RECORDS FOR THE TASK:
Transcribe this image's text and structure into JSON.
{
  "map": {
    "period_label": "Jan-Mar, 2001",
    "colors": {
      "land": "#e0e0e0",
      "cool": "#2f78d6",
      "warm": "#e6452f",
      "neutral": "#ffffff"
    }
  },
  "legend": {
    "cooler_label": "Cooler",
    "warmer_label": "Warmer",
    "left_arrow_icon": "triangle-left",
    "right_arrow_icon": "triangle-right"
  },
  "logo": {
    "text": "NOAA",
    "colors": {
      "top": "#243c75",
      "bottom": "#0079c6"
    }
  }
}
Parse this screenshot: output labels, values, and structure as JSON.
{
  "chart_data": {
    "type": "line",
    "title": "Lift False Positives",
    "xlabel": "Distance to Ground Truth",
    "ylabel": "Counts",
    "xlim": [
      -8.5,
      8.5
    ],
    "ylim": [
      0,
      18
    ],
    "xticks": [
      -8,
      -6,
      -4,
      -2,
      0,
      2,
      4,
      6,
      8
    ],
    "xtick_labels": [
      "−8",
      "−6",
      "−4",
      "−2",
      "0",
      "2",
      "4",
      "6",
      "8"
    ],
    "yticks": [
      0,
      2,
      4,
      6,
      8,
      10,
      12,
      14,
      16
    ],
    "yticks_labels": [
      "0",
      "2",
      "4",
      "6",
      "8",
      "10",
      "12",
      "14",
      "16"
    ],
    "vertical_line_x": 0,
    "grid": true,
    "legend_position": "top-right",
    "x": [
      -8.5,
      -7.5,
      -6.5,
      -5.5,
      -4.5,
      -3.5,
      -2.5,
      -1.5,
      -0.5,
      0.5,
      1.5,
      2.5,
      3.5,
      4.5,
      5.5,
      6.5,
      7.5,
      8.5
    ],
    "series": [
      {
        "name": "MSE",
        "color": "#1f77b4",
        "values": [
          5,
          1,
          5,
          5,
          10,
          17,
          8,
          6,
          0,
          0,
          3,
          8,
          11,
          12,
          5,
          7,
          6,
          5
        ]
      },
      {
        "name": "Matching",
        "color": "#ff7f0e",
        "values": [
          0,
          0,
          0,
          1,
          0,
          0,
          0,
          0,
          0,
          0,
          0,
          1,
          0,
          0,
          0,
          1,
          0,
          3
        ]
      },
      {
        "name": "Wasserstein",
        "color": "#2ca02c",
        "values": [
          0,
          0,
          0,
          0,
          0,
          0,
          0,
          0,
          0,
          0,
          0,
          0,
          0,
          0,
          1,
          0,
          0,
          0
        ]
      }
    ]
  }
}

REQUIRED WORK: Return all lines containing the word "right".

EXERCISE ANSWER:
    "right_arrow_icon": "triangle-right"
    "legend_position": "top-right",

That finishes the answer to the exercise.